Repeat each entry word for word. Leave any images out of the copy.

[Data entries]
┄┄┄┄┄┄┄┄┄┄
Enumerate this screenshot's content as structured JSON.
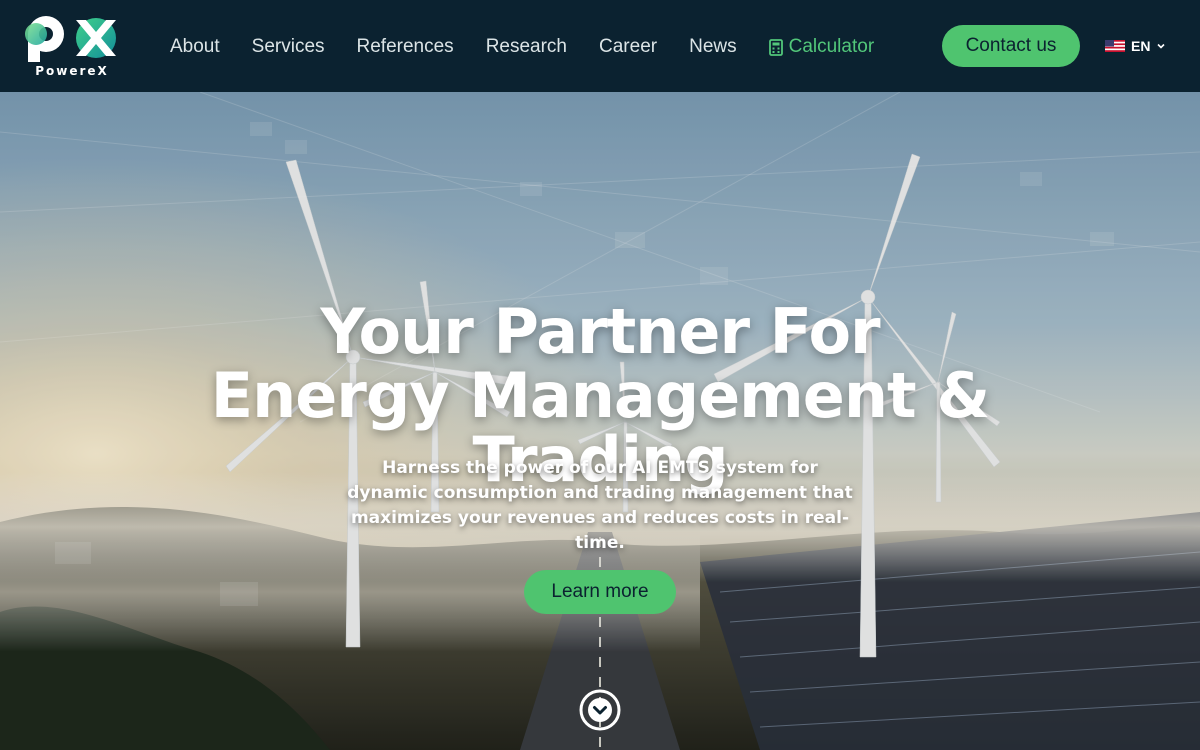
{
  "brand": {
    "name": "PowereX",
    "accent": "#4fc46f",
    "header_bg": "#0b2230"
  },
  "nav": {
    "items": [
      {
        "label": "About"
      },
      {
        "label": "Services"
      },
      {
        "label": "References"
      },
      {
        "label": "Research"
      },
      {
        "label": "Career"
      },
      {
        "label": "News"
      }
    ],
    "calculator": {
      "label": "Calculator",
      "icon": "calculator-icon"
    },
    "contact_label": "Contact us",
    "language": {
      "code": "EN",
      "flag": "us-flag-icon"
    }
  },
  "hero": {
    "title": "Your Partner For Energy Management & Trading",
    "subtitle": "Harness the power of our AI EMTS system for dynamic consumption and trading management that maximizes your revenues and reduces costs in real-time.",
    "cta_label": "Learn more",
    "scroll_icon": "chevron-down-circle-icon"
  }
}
┄┄┄┄┄┄┄┄┄┄
SOLUTION FOR THIS EXERCISE:
Enumerate this screenshot's content as structured JSON.
{
  "brand": {
    "name": "PowereX",
    "accent": "#4fc46f",
    "header_bg": "#0b2230"
  },
  "nav": {
    "items": [
      {
        "label": "About"
      },
      {
        "label": "Services"
      },
      {
        "label": "References"
      },
      {
        "label": "Research"
      },
      {
        "label": "Career"
      },
      {
        "label": "News"
      }
    ],
    "calculator": {
      "label": "Calculator",
      "icon": "calculator-icon"
    },
    "contact_label": "Contact us",
    "language": {
      "code": "EN",
      "flag": "us-flag-icon"
    }
  },
  "hero": {
    "title": "Your Partner For Energy Management & Trading",
    "subtitle": "Harness the power of our AI EMTS system for dynamic consumption and trading management that maximizes your revenues and reduces costs in real-time.",
    "cta_label": "Learn more",
    "scroll_icon": "chevron-down-circle-icon"
  }
}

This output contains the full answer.